Collect every line below that contains the word "each".

Raw records -
**********
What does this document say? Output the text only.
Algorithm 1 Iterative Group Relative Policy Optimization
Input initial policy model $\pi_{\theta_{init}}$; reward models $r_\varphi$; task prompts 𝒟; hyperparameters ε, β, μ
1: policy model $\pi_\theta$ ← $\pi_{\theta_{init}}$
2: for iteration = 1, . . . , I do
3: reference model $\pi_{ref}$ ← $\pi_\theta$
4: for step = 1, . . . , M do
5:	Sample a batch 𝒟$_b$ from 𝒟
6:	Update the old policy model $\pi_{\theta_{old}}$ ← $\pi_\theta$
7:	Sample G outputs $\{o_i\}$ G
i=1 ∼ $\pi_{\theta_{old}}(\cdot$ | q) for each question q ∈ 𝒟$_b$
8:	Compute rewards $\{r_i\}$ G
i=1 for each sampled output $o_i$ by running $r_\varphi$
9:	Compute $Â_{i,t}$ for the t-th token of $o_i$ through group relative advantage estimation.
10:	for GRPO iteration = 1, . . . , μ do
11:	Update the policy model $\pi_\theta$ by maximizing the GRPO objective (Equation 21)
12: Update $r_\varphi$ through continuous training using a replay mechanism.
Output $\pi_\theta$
**********
Complete output -
i=1 ∼ $\pi_{\theta_{old}}(\cdot$ | q) for each question q ∈ 𝒟$_b$
i=1 for each sampled output $o_i$ by running $r_\varphi$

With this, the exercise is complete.